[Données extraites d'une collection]
::::::::

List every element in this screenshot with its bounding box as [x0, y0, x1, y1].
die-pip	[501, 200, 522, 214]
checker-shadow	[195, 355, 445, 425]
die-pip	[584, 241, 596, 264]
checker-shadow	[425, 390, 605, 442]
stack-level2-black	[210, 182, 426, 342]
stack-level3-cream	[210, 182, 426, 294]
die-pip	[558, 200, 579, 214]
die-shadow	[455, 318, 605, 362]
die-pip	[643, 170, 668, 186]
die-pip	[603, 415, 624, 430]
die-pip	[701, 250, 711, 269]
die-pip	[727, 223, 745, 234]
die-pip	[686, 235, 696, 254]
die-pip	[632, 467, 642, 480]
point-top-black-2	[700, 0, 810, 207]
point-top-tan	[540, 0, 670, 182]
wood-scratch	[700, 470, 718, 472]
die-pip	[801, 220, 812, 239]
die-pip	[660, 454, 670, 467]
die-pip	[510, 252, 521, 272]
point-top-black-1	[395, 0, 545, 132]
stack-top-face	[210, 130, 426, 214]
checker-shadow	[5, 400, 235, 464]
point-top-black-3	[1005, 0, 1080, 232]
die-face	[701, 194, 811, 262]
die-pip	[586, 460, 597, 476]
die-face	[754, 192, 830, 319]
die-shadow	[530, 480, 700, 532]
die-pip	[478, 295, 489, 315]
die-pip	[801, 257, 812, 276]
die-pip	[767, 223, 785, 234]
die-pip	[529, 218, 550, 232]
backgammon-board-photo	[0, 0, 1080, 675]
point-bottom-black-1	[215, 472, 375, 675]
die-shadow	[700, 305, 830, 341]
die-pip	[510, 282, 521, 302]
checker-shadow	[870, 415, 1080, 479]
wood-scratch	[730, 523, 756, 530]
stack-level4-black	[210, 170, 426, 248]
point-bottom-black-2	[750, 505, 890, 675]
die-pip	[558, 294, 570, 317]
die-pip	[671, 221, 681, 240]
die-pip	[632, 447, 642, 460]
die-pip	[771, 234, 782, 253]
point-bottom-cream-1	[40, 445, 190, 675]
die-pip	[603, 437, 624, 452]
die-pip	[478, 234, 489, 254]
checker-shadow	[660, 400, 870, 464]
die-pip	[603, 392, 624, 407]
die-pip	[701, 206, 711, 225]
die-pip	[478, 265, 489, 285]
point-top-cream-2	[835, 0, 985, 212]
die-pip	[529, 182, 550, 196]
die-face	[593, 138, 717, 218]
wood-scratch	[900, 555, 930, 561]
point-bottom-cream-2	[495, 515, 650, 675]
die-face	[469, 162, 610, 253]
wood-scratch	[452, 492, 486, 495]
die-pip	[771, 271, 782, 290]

::::::::

▸ OBJECTIF: Restituez sous forme de liste JSON de chaînes, à raison d'une chaîne par ligne et sans les lignes vides, les données depuis leur première ligne jusqu'à la ligne contenant "182, 426, 294]", celle-ci comprise.

▸ SOLUTION PROPOSÉE:
[
  "List every element in this screenshot with its bounding box as [x0, y0, x1, y1].",
  "die-pip\t[501, 200, 522, 214]",
  "checker-shadow\t[195, 355, 445, 425]",
  "die-pip\t[584, 241, 596, 264]",
  "checker-shadow\t[425, 390, 605, 442]",
  "stack-level2-black\t[210, 182, 426, 342]",
  "stack-level3-cream\t[210, 182, 426, 294]"
]